— start DATA SHOWN —

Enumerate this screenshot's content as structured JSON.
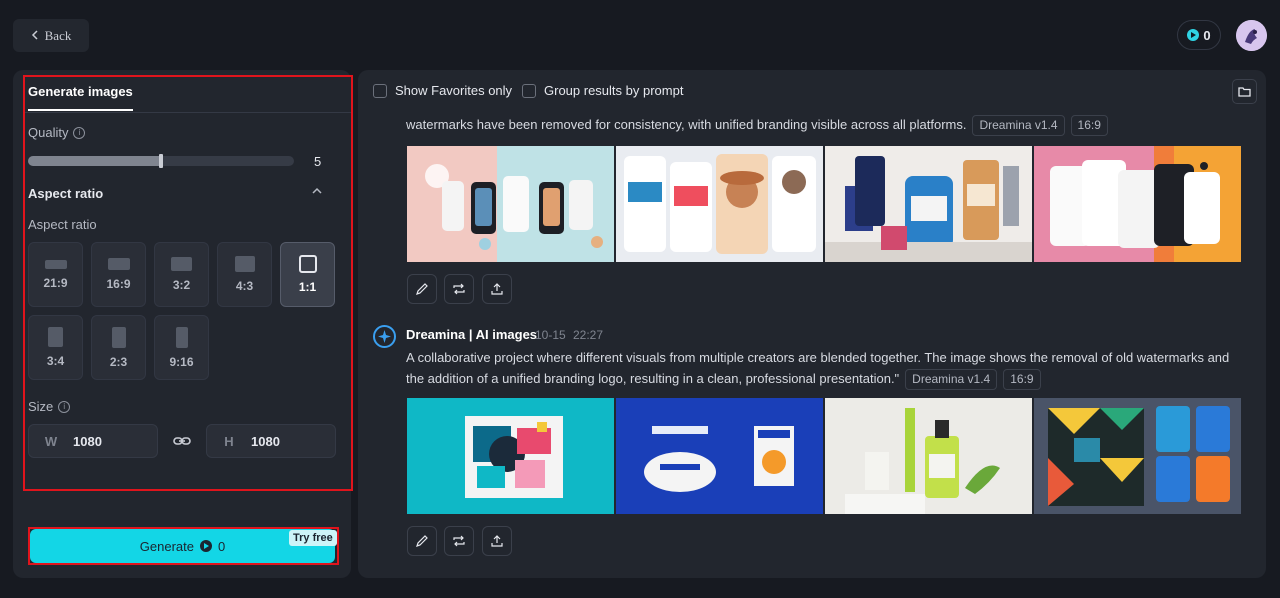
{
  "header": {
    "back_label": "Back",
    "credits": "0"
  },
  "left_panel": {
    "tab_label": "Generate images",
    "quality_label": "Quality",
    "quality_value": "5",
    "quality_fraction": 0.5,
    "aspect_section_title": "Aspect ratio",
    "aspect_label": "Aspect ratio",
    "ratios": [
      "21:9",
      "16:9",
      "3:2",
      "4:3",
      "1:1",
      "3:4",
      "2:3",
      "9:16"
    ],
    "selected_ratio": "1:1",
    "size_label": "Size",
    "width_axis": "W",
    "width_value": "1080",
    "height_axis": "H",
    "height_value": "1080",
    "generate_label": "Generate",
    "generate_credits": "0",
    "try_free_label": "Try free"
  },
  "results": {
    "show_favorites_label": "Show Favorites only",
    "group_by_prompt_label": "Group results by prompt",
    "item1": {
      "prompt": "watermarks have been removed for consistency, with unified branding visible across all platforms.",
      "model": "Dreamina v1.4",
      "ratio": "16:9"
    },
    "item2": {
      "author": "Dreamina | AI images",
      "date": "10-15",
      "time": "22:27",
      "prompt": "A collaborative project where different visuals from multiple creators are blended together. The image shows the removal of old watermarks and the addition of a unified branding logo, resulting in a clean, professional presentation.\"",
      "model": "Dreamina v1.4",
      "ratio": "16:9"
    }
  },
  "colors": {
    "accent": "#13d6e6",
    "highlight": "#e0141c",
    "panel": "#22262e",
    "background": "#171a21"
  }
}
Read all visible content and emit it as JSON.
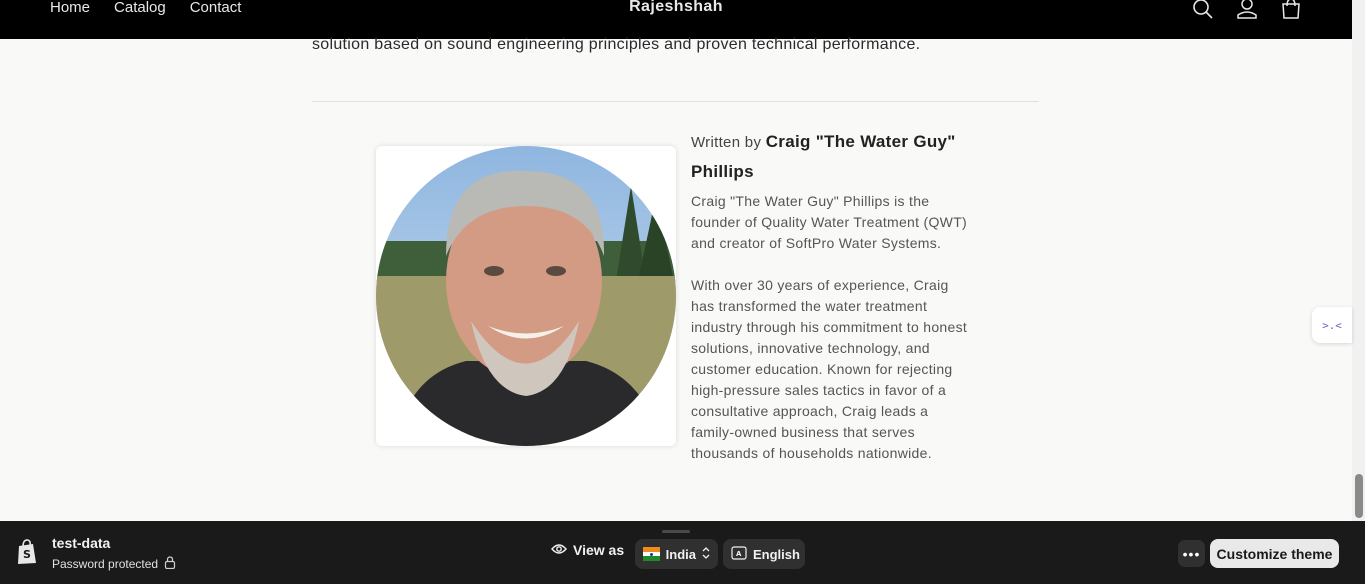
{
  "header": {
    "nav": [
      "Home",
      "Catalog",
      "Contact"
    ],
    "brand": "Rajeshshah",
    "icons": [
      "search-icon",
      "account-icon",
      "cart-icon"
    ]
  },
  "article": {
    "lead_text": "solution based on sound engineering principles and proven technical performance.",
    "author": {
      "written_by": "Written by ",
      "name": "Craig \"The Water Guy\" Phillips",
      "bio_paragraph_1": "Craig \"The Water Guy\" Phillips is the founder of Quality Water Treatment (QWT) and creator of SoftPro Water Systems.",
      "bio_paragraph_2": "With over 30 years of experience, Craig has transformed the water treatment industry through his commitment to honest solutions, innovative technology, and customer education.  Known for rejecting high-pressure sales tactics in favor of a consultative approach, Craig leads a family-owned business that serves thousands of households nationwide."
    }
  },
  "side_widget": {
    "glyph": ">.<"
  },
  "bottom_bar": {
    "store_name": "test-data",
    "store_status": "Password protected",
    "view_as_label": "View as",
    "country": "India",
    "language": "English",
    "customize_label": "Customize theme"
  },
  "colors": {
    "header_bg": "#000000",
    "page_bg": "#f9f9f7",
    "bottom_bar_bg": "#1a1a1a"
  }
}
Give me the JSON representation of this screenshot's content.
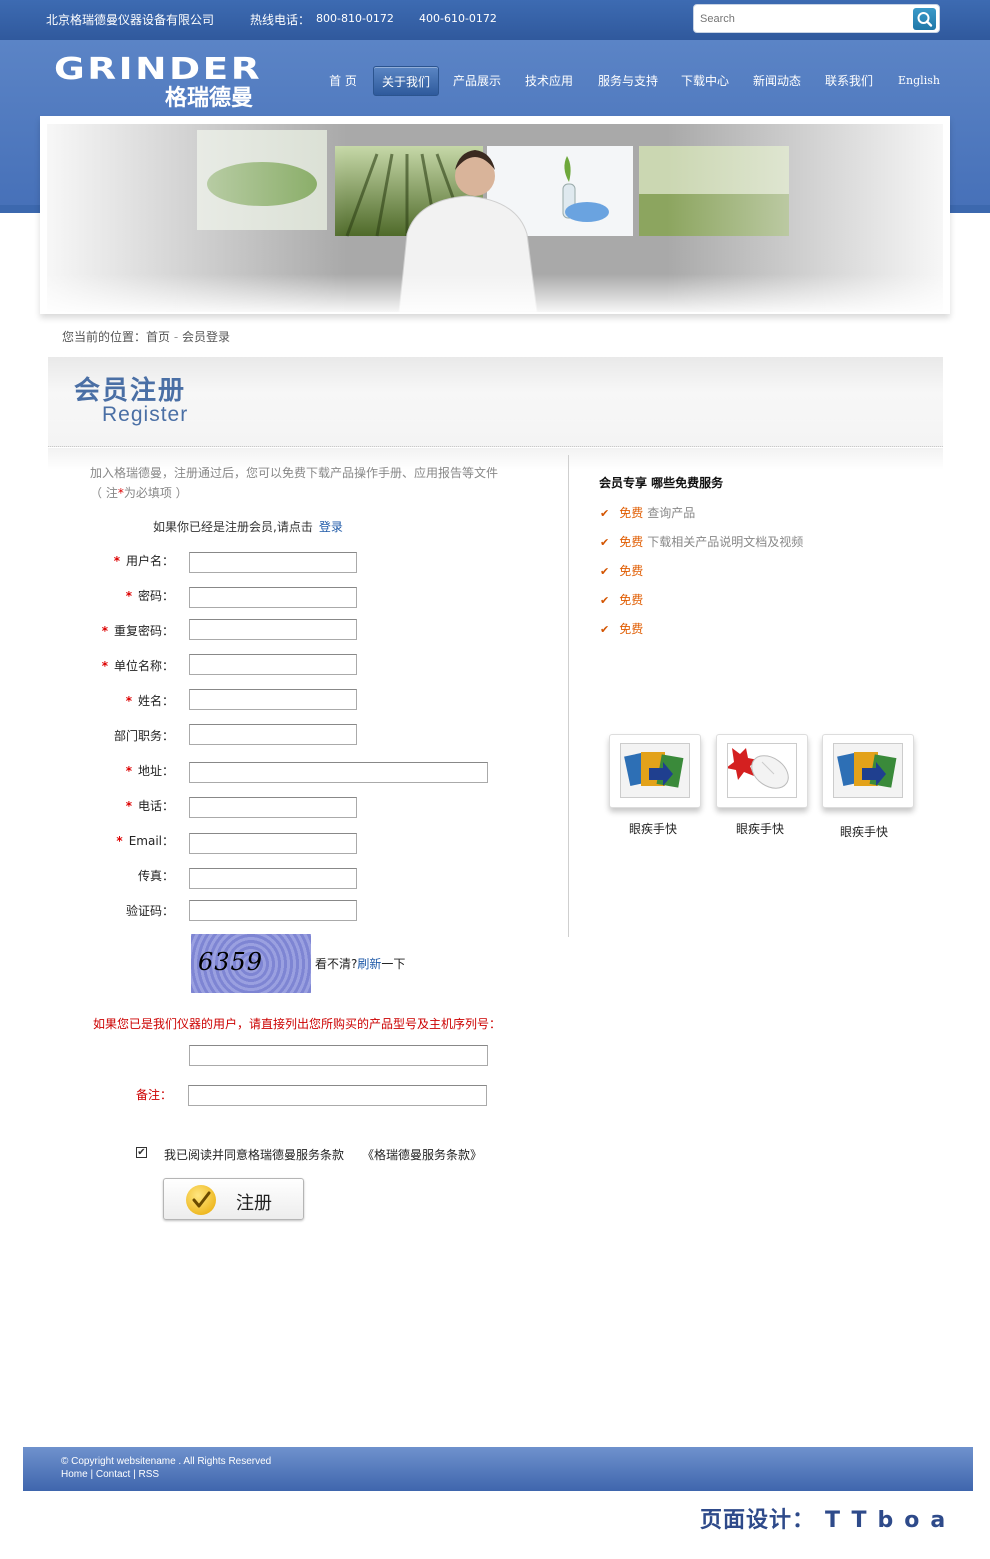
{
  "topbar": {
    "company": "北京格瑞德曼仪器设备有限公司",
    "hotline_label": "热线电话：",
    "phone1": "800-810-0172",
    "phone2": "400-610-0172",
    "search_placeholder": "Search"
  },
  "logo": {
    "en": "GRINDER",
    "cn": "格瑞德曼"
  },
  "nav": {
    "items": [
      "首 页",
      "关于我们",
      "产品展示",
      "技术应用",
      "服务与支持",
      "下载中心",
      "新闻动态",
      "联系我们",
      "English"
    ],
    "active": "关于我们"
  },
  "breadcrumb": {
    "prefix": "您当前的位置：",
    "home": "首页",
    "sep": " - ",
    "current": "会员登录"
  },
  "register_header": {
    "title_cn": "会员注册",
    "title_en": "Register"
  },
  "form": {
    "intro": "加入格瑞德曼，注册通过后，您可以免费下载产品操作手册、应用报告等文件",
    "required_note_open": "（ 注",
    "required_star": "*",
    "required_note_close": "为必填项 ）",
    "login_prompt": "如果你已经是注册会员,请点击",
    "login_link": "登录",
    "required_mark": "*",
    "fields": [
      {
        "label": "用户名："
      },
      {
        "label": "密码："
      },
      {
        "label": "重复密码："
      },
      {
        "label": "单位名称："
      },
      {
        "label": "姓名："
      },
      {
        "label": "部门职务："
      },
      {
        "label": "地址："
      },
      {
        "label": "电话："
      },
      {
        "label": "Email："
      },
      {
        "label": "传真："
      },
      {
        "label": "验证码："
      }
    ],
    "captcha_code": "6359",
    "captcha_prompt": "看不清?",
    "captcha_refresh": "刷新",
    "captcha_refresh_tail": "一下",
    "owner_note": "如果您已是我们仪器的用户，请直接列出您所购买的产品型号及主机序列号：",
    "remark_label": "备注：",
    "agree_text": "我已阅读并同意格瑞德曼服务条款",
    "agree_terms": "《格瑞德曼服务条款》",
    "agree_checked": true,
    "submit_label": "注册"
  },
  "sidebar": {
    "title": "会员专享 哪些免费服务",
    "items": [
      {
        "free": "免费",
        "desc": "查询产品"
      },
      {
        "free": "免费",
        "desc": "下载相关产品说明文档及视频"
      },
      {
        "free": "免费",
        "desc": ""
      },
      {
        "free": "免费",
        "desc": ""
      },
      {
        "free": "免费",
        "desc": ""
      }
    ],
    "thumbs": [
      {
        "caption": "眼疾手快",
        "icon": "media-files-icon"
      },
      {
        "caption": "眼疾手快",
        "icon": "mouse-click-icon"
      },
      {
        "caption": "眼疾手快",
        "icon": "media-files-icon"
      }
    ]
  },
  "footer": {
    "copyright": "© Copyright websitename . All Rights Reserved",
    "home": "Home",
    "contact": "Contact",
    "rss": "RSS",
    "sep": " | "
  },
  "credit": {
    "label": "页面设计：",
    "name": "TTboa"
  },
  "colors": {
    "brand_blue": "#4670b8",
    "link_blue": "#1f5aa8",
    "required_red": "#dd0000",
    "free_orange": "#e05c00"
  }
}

— end DATA SHOWN —

Drop the pictures and reproduce the rest of the entries above exactly.

Enumerate this screenshot's content as structured JSON.
{
  "header": {
    "back_label": "Back",
    "credits": "0"
  },
  "left_panel": {
    "tab_label": "Generate images",
    "quality_label": "Quality",
    "quality_value": "5",
    "quality_fraction": 0.5,
    "aspect_section_title": "Aspect ratio",
    "aspect_label": "Aspect ratio",
    "ratios": [
      "21:9",
      "16:9",
      "3:2",
      "4:3",
      "1:1",
      "3:4",
      "2:3",
      "9:16"
    ],
    "selected_ratio": "1:1",
    "size_label": "Size",
    "width_axis": "W",
    "width_value": "1080",
    "height_axis": "H",
    "height_value": "1080",
    "generate_label": "Generate",
    "generate_credits": "0",
    "try_free_label": "Try free"
  },
  "results": {
    "show_favorites_label": "Show Favorites only",
    "group_by_prompt_label": "Group results by prompt",
    "item1": {
      "prompt": "watermarks have been removed for consistency, with unified branding visible across all platforms.",
      "model": "Dreamina v1.4",
      "ratio": "16:9"
    },
    "item2": {
      "author": "Dreamina | AI images",
      "date": "10-15",
      "time": "22:27",
      "prompt": "A collaborative project where different visuals from multiple creators are blended together. The image shows the removal of old watermarks and the addition of a unified branding logo, resulting in a clean, professional presentation.\"",
      "model": "Dreamina v1.4",
      "ratio": "16:9"
    }
  },
  "colors": {
    "accent": "#13d6e6",
    "highlight": "#e0141c",
    "panel": "#22262e",
    "background": "#171a21"
  }
}
Read all visible content and emit it as JSON.
{
  "header": {
    "nav": [
      "Home",
      "Catalog",
      "Contact"
    ],
    "brand": "Rajeshshah",
    "icons": [
      "search-icon",
      "account-icon",
      "cart-icon"
    ]
  },
  "article": {
    "lead_text": "solution based on sound engineering principles and proven technical performance.",
    "author": {
      "written_by": "Written by ",
      "name": "Craig \"The Water Guy\" Phillips",
      "bio_paragraph_1": "Craig \"The Water Guy\" Phillips is the founder of Quality Water Treatment (QWT) and creator of SoftPro Water Systems.",
      "bio_paragraph_2": "With over 30 years of experience, Craig has transformed the water treatment industry through his commitment to honest solutions, innovative technology, and customer education.  Known for rejecting high-pressure sales tactics in favor of a consultative approach, Craig leads a family-owned business that serves thousands of households nationwide."
    }
  },
  "side_widget": {
    "glyph": ">.<"
  },
  "bottom_bar": {
    "store_name": "test-data",
    "store_status": "Password protected",
    "view_as_label": "View as",
    "country": "India",
    "language": "English",
    "customize_label": "Customize theme"
  },
  "colors": {
    "header_bg": "#000000",
    "page_bg": "#f9f9f7",
    "bottom_bar_bg": "#1a1a1a"
  }
}
Give me the JSON representation of this screenshot's content.
{
  "topbar": {
    "company": "北京格瑞德曼仪器设备有限公司",
    "hotline_label": "热线电话：",
    "phone1": "800-810-0172",
    "phone2": "400-610-0172",
    "search_placeholder": "Search"
  },
  "logo": {
    "en": "GRINDER",
    "cn": "格瑞德曼"
  },
  "nav": {
    "items": [
      "首 页",
      "关于我们",
      "产品展示",
      "技术应用",
      "服务与支持",
      "下载中心",
      "新闻动态",
      "联系我们",
      "English"
    ],
    "active": "关于我们"
  },
  "breadcrumb": {
    "prefix": "您当前的位置：",
    "home": "首页",
    "sep": " - ",
    "current": "会员登录"
  },
  "register_header": {
    "title_cn": "会员注册",
    "title_en": "Register"
  },
  "form": {
    "intro": "加入格瑞德曼，注册通过后，您可以免费下载产品操作手册、应用报告等文件",
    "required_note_open": "（ 注",
    "required_star": "*",
    "required_note_close": "为必填项 ）",
    "login_prompt": "如果你已经是注册会员,请点击",
    "login_link": "登录",
    "required_mark": "*",
    "fields": [
      {
        "label": "用户名："
      },
      {
        "label": "密码："
      },
      {
        "label": "重复密码："
      },
      {
        "label": "单位名称："
      },
      {
        "label": "姓名："
      },
      {
        "label": "部门职务："
      },
      {
        "label": "地址："
      },
      {
        "label": "电话："
      },
      {
        "label": "Email："
      },
      {
        "label": "传真："
      },
      {
        "label": "验证码："
      }
    ],
    "captcha_code": "6359",
    "captcha_prompt": "看不清?",
    "captcha_refresh": "刷新",
    "captcha_refresh_tail": "一下",
    "owner_note": "如果您已是我们仪器的用户，请直接列出您所购买的产品型号及主机序列号：",
    "remark_label": "备注：",
    "agree_text": "我已阅读并同意格瑞德曼服务条款",
    "agree_terms": "《格瑞德曼服务条款》",
    "agree_checked": true,
    "submit_label": "注册"
  },
  "sidebar": {
    "title": "会员专享 哪些免费服务",
    "items": [
      {
        "free": "免费",
        "desc": "查询产品"
      },
      {
        "free": "免费",
        "desc": "下载相关产品说明文档及视频"
      },
      {
        "free": "免费",
        "desc": ""
      },
      {
        "free": "免费",
        "desc": ""
      },
      {
        "free": "免费",
        "desc": ""
      }
    ],
    "thumbs": [
      {
        "caption": "眼疾手快",
        "icon": "media-files-icon"
      },
      {
        "caption": "眼疾手快",
        "icon": "mouse-click-icon"
      },
      {
        "caption": "眼疾手快",
        "icon": "media-files-icon"
      }
    ]
  },
  "footer": {
    "copyright": "© Copyright websitename . All Rights Reserved",
    "home": "Home",
    "contact": "Contact",
    "rss": "RSS",
    "sep": " | "
  },
  "credit": {
    "label": "页面设计：",
    "name": "TTboa"
  },
  "colors": {
    "brand_blue": "#4670b8",
    "link_blue": "#1f5aa8",
    "required_red": "#dd0000",
    "free_orange": "#e05c00"
  }
}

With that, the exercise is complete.